* [WHAT NEEDS TO BE DONE]
Quote, verbatim, all material below, without pictures.

* [DATA FOR THIS TASK]
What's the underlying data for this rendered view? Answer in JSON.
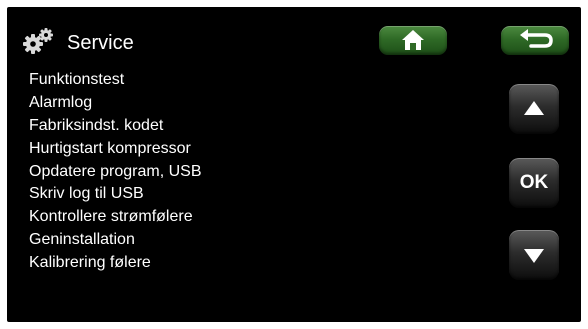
{
  "header": {
    "title": "Service",
    "icon": "gears-icon"
  },
  "toolbar": {
    "home_icon": "home-icon",
    "back_icon": "back-arrow-icon",
    "accent": "#2f6a26"
  },
  "menu": {
    "items": [
      {
        "label": "Funktionstest"
      },
      {
        "label": "Alarmlog"
      },
      {
        "label": "Fabriksindst. kodet"
      },
      {
        "label": "Hurtigstart kompressor"
      },
      {
        "label": "Opdatere program, USB"
      },
      {
        "label": "Skriv log til USB"
      },
      {
        "label": "Kontrollere strømfølere"
      },
      {
        "label": "Geninstallation"
      },
      {
        "label": "Kalibrering følere"
      }
    ]
  },
  "nav": {
    "up_icon": "arrow-up-icon",
    "ok_label": "OK",
    "down_icon": "arrow-down-icon"
  }
}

* [FINISHED TASK]
What's the underlying data for this rendered view? Answer in JSON.
{
  "header": {
    "title": "Service",
    "icon": "gears-icon"
  },
  "toolbar": {
    "home_icon": "home-icon",
    "back_icon": "back-arrow-icon",
    "accent": "#2f6a26"
  },
  "menu": {
    "items": [
      {
        "label": "Funktionstest"
      },
      {
        "label": "Alarmlog"
      },
      {
        "label": "Fabriksindst. kodet"
      },
      {
        "label": "Hurtigstart kompressor"
      },
      {
        "label": "Opdatere program, USB"
      },
      {
        "label": "Skriv log til USB"
      },
      {
        "label": "Kontrollere strømfølere"
      },
      {
        "label": "Geninstallation"
      },
      {
        "label": "Kalibrering følere"
      }
    ]
  },
  "nav": {
    "up_icon": "arrow-up-icon",
    "ok_label": "OK",
    "down_icon": "arrow-down-icon"
  }
}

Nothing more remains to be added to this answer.